-- BEGIN --

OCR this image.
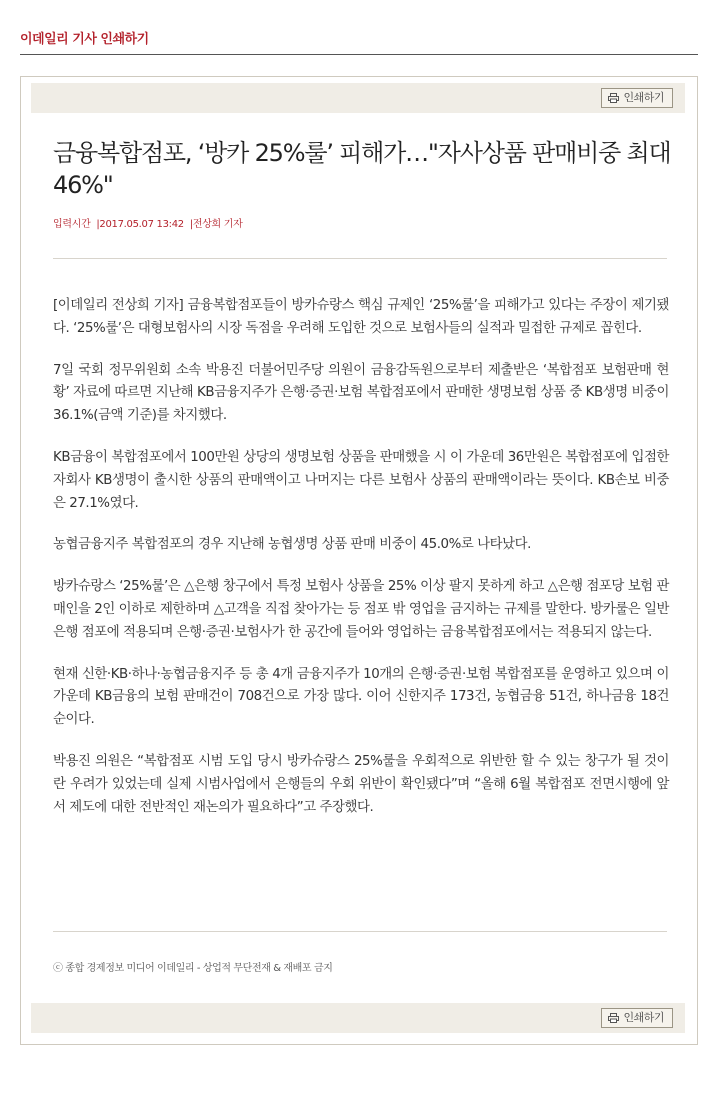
이데일리 기사 인쇄하기
인쇄하기
금융복합점포, ‘방카 25%룰’ 피해가…"자사상품 판매비중 최대 46%"
입력시간 |2017.05.07 13:42 |전상희 기자

[이데일리 전상희 기자] 금융복합점포들이 방카슈랑스 핵심 규제인 ‘25%룰’을 피해가고 있다는 주장이 제기됐다. ‘25%룰’은 대형보험사의 시장 독점을 우려해 도입한 것으로 보험사들의 실적과 밀접한 규제로 꼽힌다.

7일 국회 정무위원회 소속 박용진 더불어민주당 의원이 금융감독원으로부터 제출받은 ‘복합점포 보험판매 현황’ 자료에 따르면 지난해 KB금융지주가 은행·증권·보험 복합점포에서 판매한 생명보험 상품 중 KB생명 비중이 36.1%(금액 기준)를 차지했다.

KB금융이 복합점포에서 100만원 상당의 생명보험 상품을 판매했을 시 이 가운데 36만원은 복합점포에 입점한 자회사 KB생명이 출시한 상품의 판매액이고 나머지는 다른 보험사 상품의 판매액이라는 뜻이다. KB손보 비중은 27.1%였다.

농협금융지주 복합점포의 경우 지난해 농협생명 상품 판매 비중이 45.0%로 나타났다.

방카슈랑스 ‘25%룰’은 △은행 창구에서 특정 보험사 상품을 25% 이상 팔지 못하게 하고 △은행 점포당 보험 판매인을 2인 이하로 제한하며 △고객을 직접 찾아가는 등 점포 밖 영업을 금지하는 규제를 말한다. 방카룰은 일반 은행 점포에 적용되며 은행·증권·보험사가 한 공간에 들어와 영업하는 금융복합점포에서는 적용되지 않는다.

현재 신한·KB·하나·농협금융지주 등 총 4개 금융지주가 10개의 은행·증권·보험 복합점포를 운영하고 있으며 이 가운데 KB금융의 보험 판매건이 708건으로 가장 많다. 이어 신한지주 173건, 농협금융 51건, 하나금융 18건 순이다.

박용진 의원은 “복합점포 시범 도입 당시 방카슈랑스 25%룰을 우회적으로 위반한 할 수 있는 창구가 될 것이란 우려가 있었는데 실제 시범사업에서 은행들의 우회 위반이 확인됐다”며 “올해 6월 복합점포 전면시행에 앞서 제도에 대한 전반적인 재논의가 필요하다”고 주장했다.

ⓒ 종합 경제정보 미디어 이데일리 - 상업적 무단전재 & 재배포 금지
인쇄하기
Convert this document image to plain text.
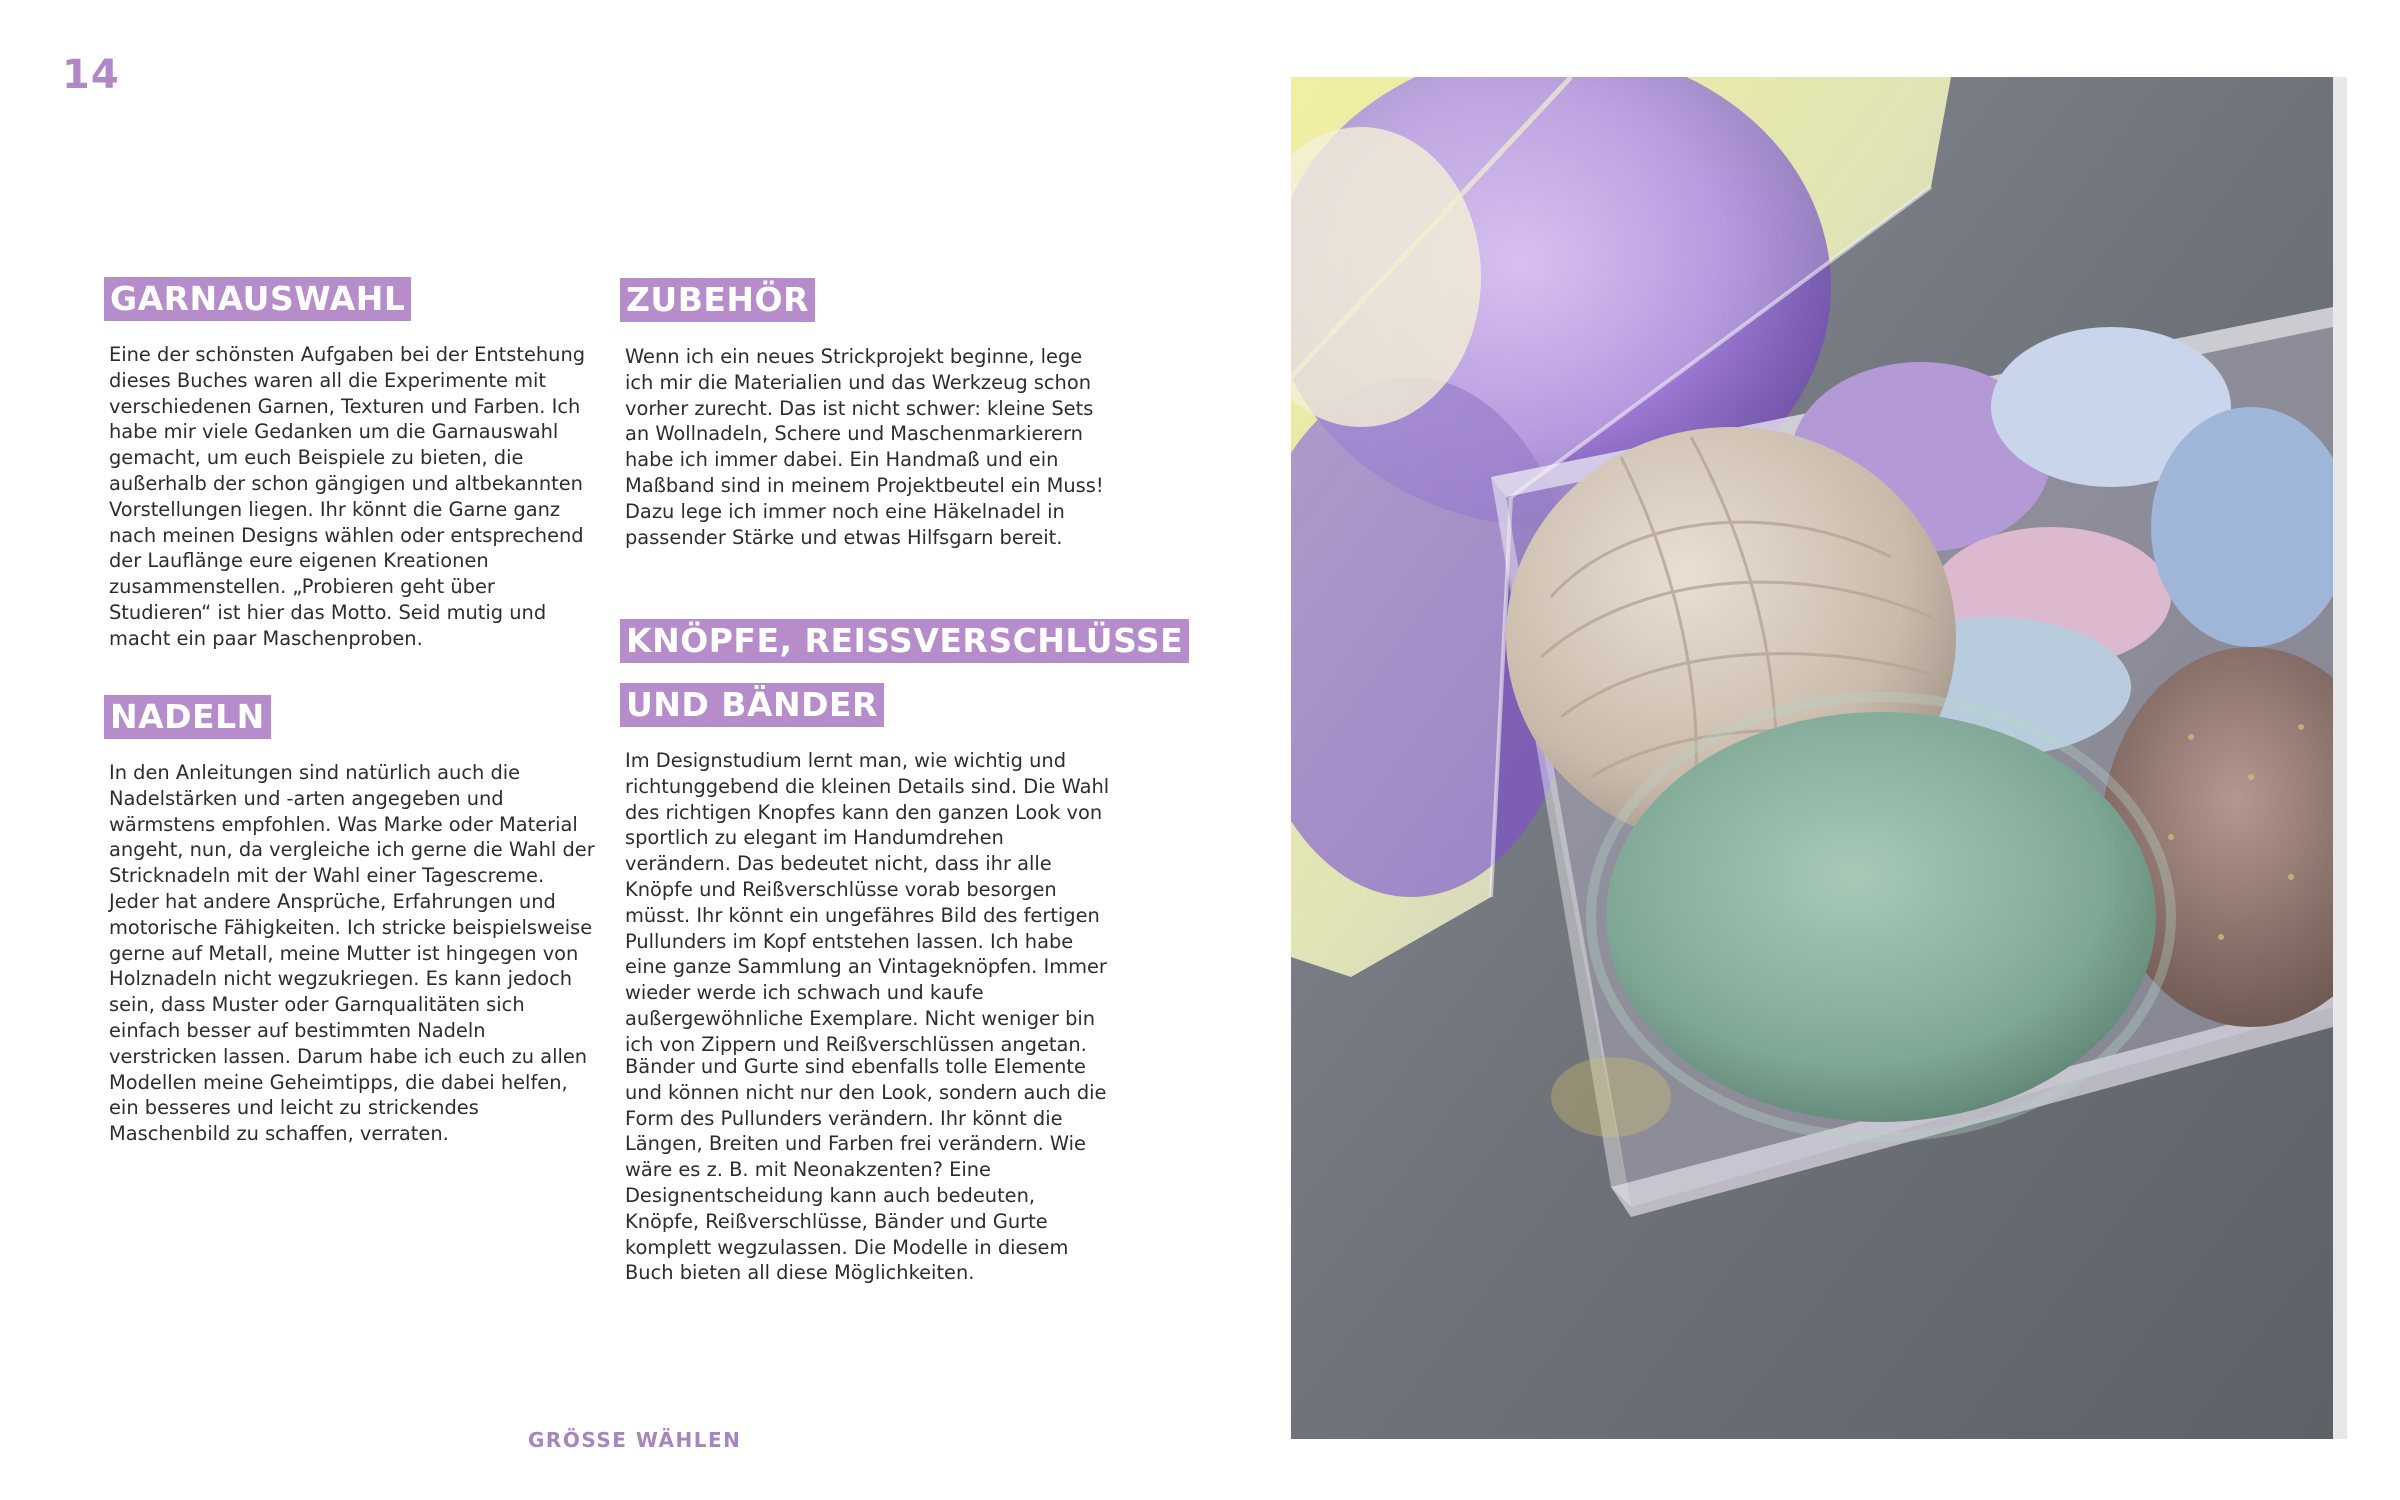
14
GARNAUSWAHL
Eine der schönsten Aufgaben bei der Entstehung dieses Buches waren all die Experimente mit verschiedenen Garnen, Texturen und Farben. Ich habe mir viele Gedanken um die Garnauswahl gemacht, um euch Beispiele zu bieten, die außerhalb der schon gängigen und altbekannten Vorstellungen liegen. Ihr könnt die Garne ganz nach meinen Designs wählen oder entsprechend der Lauflänge eure eigenen Kreationen zusammenstellen. „Probieren geht über Studieren“ ist hier das Motto. Seid mutig und macht ein paar Maschenproben.
NADELN
In den Anleitungen sind natürlich auch die Nadelstärken und -arten angegeben und wärmstens empfohlen. Was Marke oder Material angeht, nun, da vergleiche ich gerne die Wahl der Stricknadeln mit der Wahl einer Tagescreme. Jeder hat andere Ansprüche, Erfahrungen und motorische Fähigkeiten. Ich stricke beispielsweise gerne auf Metall, meine Mutter ist hingegen von Holznadeln nicht wegzukriegen. Es kann jedoch sein, dass Muster oder Garnqualitäten sich einfach besser auf bestimmten Nadeln verstricken lassen. Darum habe ich euch zu allen Modellen meine Geheimtipps, die dabei helfen, ein besseres und leicht zu strickendes Maschenbild zu schaffen, verraten.
ZUBEHÖR
Wenn ich ein neues Strickprojekt beginne, lege ich mir die Materialien und das Werkzeug schon vorher zurecht. Das ist nicht schwer: kleine Sets an Wollnadeln, Schere und Maschenmarkierern habe ich immer dabei. Ein Handmaß und ein Maßband sind in meinem Projektbeutel ein Muss! Dazu lege ich immer noch eine Häkelnadel in passender Stärke und etwas Hilfsgarn bereit.
KNÖPFE, REISSVERSCHLÜSSE
UND BÄNDER
Im Designstudium lernt man, wie wichtig und richtunggebend die kleinen Details sind. Die Wahl des richtigen Knopfes kann den ganzen Look von sportlich zu elegant im Handumdrehen verändern. Das bedeutet nicht, dass ihr alle Knöpfe und Reißverschlüsse vorab besorgen müsst. Ihr könnt ein ungefähres Bild des fertigen Pullunders im Kopf entstehen lassen. Ich habe eine ganze Sammlung an Vintageknöpfen. Immer wieder werde ich schwach und kaufe außergewöhnliche Exemplare. Nicht weniger bin ich von Zippern und Reißverschlüssen angetan.
Bänder und Gurte sind ebenfalls tolle Elemente und können nicht nur den Look, sondern auch die Form des Pullunders verändern. Ihr könnt die Längen, Breiten und Farben frei verändern. Wie wäre es z. B. mit Neonakzenten? Eine Designentscheidung kann auch bedeuten, Knöpfe, Reißverschlüsse, Bänder und Gurte komplett wegzulassen. Die Modelle in diesem Buch bieten all diese Möglichkeiten.
GRÖSSE WÄHLEN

-- END --

Go through the records above and copy every line with the word "image".

OCR this image.
Convert this document image to plain text.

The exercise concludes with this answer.